Collected data
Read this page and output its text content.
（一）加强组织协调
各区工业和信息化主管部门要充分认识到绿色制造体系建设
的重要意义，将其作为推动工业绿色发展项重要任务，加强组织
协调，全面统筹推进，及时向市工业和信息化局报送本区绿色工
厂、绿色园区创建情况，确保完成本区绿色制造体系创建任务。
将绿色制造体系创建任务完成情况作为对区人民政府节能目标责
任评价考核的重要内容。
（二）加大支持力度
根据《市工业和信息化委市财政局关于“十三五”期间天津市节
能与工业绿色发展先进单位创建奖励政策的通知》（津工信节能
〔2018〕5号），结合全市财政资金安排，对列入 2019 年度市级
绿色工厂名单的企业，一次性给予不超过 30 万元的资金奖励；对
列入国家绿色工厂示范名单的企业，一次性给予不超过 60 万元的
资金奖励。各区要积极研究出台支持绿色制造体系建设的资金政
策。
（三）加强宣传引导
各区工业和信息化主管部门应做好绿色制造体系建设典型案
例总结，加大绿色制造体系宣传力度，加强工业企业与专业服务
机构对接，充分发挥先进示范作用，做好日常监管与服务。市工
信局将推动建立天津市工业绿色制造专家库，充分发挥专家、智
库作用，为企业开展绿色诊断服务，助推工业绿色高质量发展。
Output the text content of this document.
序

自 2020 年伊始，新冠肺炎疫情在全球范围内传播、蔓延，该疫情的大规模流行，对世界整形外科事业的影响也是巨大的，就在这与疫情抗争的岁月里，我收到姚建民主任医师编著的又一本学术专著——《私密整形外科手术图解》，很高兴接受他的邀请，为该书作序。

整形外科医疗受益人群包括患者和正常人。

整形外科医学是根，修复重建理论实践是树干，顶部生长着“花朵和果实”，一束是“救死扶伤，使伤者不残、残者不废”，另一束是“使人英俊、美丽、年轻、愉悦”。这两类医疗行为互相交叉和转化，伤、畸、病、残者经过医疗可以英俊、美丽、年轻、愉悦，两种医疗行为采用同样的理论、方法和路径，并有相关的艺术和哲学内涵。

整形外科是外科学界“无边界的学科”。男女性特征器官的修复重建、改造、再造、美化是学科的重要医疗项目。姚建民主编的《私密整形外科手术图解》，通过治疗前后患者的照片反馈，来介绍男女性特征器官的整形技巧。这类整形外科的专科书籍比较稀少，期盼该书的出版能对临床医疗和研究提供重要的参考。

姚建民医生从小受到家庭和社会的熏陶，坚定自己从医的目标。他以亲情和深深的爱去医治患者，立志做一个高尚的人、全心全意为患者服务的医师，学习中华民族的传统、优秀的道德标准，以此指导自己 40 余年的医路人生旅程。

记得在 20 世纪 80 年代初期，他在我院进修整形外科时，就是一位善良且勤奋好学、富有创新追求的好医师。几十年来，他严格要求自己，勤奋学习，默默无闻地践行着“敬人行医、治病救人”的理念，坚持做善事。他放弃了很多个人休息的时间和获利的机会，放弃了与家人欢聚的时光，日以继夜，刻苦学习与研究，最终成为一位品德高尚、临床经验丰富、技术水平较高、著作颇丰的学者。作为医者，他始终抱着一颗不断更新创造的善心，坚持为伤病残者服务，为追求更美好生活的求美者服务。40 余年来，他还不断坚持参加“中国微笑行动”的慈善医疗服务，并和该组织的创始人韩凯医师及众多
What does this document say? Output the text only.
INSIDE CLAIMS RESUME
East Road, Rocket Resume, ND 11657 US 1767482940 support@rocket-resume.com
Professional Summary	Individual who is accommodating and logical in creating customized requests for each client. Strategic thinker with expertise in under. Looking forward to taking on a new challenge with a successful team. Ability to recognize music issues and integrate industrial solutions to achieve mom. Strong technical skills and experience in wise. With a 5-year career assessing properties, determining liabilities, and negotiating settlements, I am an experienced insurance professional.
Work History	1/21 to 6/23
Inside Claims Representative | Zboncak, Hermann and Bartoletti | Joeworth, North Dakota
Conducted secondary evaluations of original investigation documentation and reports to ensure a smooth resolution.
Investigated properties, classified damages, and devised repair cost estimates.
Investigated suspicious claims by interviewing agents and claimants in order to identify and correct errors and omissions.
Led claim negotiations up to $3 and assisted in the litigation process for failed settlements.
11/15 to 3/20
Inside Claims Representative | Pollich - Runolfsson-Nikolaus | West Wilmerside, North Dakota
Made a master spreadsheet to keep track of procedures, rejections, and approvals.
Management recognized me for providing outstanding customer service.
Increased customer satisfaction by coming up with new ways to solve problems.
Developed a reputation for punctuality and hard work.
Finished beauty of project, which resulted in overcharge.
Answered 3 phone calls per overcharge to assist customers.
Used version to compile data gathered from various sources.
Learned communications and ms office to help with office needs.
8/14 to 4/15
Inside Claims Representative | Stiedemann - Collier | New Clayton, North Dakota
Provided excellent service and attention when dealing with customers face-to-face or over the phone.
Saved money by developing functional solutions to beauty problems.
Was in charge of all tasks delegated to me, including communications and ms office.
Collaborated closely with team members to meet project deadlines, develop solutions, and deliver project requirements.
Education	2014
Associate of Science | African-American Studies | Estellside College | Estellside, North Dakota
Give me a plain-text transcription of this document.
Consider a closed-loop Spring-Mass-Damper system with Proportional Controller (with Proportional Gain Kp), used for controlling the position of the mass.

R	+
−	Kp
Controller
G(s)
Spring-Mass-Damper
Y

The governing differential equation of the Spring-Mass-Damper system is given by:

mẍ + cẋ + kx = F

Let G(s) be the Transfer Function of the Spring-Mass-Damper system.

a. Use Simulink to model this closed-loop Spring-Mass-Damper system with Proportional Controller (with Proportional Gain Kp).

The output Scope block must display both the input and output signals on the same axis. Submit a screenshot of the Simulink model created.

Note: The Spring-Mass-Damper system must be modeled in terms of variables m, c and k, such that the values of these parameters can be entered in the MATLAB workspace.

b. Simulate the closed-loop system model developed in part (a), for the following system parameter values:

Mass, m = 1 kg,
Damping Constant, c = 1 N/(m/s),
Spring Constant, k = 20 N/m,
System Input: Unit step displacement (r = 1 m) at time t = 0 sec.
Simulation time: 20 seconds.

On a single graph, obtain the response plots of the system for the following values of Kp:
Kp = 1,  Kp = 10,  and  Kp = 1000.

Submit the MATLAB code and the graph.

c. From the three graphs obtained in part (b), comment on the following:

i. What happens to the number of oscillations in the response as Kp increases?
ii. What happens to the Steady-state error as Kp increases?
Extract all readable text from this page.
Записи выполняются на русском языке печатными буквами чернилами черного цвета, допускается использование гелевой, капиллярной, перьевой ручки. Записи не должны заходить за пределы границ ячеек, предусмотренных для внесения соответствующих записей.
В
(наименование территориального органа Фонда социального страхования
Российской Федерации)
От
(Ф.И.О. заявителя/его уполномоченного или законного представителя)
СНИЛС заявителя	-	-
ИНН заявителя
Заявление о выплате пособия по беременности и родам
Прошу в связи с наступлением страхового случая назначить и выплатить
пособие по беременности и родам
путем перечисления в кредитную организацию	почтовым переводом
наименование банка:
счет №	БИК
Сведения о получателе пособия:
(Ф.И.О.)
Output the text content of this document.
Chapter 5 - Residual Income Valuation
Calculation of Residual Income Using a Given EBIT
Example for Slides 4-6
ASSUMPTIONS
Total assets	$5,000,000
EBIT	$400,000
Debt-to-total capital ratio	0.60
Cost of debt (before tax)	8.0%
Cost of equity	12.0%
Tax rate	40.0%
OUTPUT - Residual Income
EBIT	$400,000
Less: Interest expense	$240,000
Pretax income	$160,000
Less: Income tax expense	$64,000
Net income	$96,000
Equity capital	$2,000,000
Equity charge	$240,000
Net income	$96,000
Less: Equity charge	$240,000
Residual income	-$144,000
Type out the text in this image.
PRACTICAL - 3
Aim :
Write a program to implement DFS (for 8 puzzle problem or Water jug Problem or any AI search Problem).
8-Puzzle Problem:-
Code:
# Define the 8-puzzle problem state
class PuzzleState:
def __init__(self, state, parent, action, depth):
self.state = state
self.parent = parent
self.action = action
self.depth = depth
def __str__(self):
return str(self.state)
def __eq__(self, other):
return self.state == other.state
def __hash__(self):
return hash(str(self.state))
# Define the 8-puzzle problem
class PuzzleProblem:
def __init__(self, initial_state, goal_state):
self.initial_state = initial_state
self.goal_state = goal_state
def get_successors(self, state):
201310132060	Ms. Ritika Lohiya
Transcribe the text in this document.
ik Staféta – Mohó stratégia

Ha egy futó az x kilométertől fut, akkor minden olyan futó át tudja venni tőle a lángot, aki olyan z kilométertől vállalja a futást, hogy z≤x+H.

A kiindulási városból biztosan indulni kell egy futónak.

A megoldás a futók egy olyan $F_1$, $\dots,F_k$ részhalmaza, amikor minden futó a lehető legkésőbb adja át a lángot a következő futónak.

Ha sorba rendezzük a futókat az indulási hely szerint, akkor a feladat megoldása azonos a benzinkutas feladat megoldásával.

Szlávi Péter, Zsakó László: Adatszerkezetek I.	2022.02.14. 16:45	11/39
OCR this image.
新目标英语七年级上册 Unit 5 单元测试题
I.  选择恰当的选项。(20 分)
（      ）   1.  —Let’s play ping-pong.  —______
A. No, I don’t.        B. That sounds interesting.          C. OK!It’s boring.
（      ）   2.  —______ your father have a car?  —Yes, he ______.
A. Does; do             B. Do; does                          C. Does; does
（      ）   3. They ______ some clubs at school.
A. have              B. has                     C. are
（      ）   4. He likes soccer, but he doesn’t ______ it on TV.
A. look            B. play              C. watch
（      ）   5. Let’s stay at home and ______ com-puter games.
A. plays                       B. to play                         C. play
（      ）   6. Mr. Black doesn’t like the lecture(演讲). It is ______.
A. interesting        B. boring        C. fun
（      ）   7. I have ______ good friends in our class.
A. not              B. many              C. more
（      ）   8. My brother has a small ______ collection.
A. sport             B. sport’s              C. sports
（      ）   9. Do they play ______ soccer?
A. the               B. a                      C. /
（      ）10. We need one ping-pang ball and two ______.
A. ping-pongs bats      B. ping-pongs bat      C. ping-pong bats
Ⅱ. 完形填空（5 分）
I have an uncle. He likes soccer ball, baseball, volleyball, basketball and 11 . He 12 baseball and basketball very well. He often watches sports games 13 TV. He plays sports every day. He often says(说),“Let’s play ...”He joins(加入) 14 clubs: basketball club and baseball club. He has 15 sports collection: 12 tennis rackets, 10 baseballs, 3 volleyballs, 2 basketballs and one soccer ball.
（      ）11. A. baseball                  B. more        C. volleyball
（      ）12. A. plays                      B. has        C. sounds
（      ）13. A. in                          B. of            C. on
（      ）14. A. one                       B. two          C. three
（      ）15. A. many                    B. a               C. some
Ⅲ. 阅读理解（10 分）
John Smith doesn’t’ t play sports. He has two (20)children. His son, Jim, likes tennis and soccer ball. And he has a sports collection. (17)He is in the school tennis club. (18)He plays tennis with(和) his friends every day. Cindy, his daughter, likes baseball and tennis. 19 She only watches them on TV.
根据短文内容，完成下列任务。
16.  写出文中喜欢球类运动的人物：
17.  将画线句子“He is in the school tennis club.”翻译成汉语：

What needs to be done
Find each line holding "Proportional". Copy it out.

Exercise result
Consider a closed-loop Spring-Mass-Damper system with Proportional Controller (with Proportional Gain Kp), used for controlling the position of the mass.
a. Use Simulink to model this closed-loop Spring-Mass-Damper system with Proportional Controller (with Proportional Gain Kp).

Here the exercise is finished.